:: Supplied material ::
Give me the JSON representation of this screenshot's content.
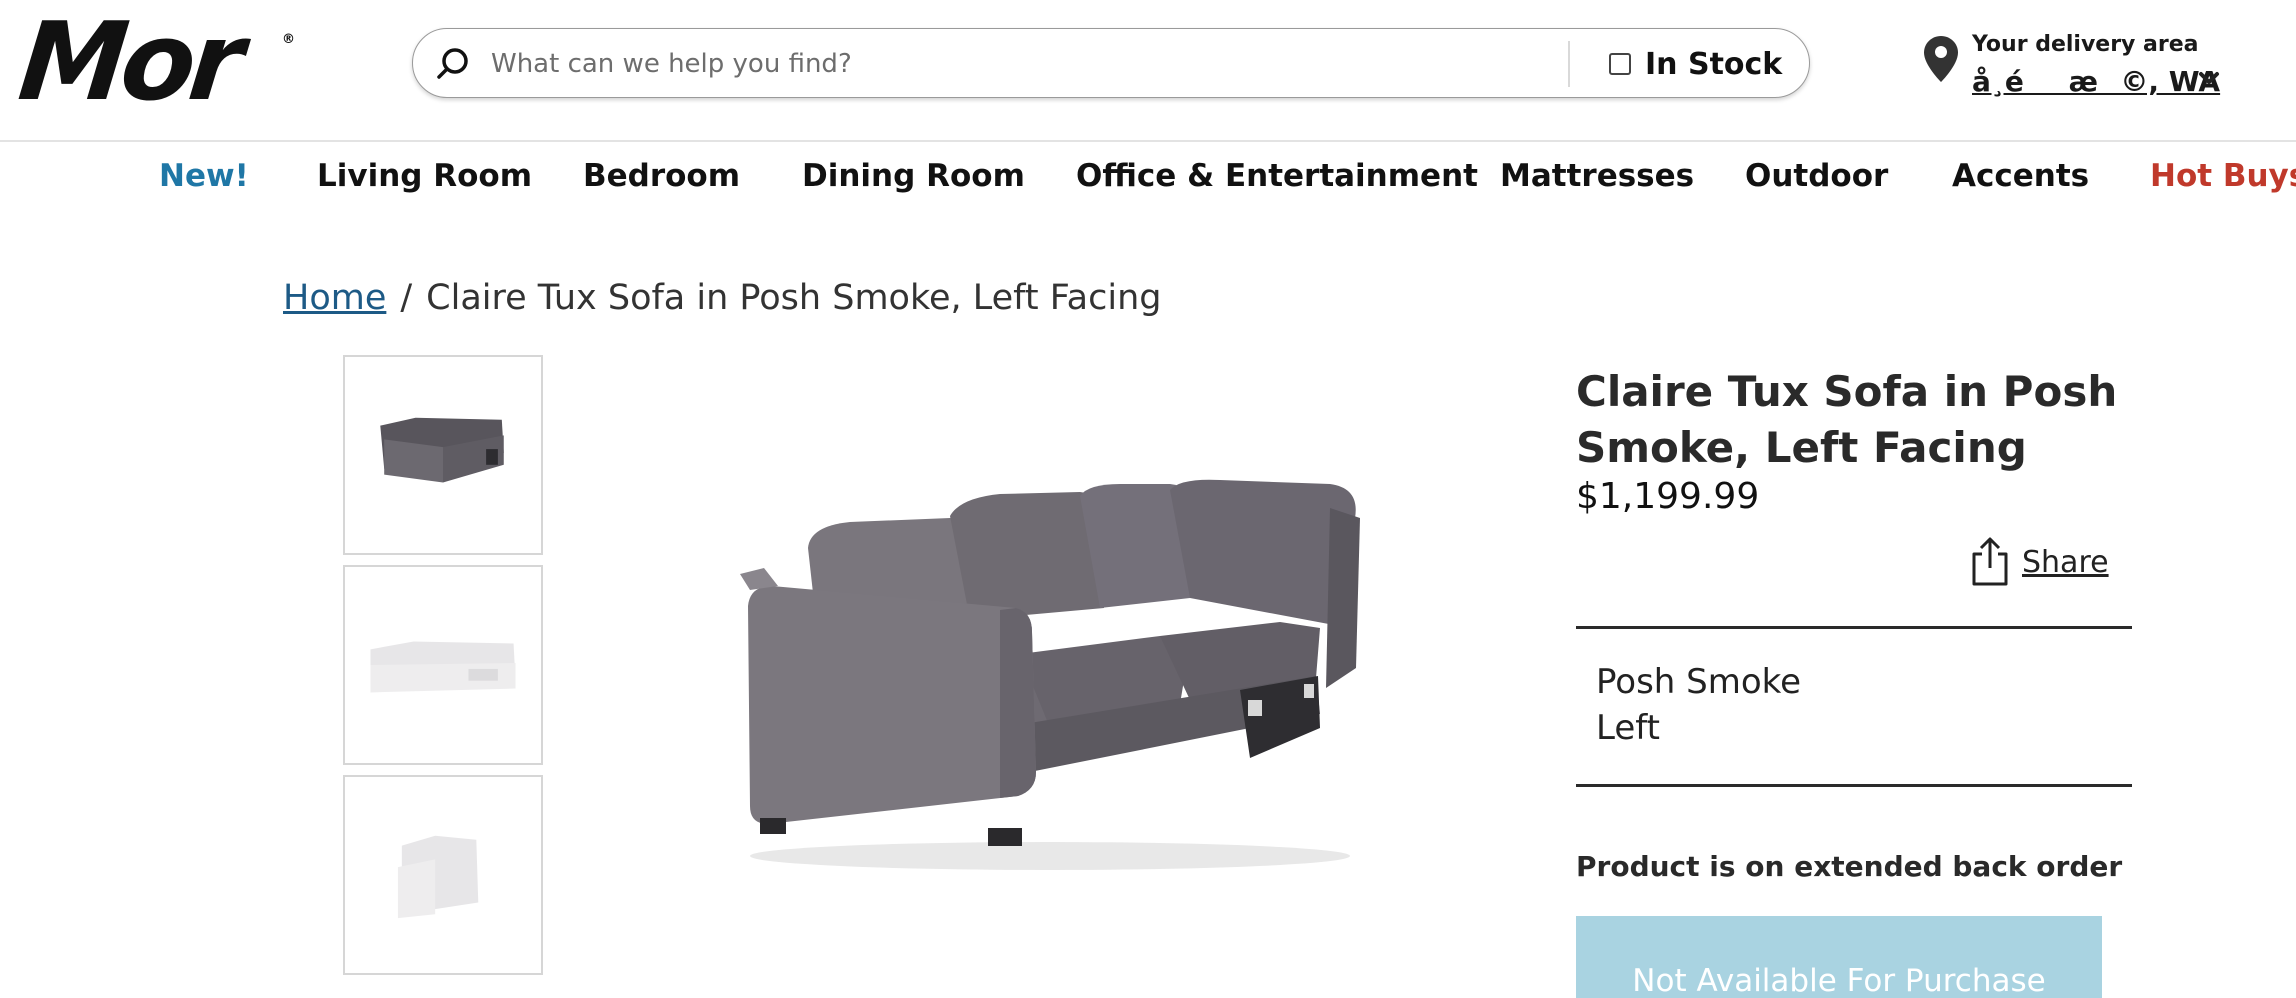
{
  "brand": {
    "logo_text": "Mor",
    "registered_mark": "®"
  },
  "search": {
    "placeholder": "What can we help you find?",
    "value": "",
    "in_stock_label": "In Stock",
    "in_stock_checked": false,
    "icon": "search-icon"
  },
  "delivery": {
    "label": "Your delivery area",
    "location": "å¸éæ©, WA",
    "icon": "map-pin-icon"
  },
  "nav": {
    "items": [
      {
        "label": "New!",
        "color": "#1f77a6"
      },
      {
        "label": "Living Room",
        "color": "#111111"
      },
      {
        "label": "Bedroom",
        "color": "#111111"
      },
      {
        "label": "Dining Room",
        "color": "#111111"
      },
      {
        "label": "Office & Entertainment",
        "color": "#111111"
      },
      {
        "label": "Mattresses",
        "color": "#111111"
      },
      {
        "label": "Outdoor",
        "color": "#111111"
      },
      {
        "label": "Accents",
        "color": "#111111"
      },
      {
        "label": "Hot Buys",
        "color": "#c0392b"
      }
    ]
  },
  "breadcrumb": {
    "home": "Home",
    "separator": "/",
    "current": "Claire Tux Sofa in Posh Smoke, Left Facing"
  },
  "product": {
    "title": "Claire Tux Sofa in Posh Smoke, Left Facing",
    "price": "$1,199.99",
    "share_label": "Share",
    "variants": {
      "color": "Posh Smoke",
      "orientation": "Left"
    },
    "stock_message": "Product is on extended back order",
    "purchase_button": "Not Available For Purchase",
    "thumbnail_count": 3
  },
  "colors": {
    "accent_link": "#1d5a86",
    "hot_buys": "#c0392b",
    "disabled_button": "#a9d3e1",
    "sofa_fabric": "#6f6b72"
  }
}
:::
= Goal of the exercise =
From the listing above, find the number of lines with the word "Facing" in them. Answer with the number only.

= Completed exercise =
2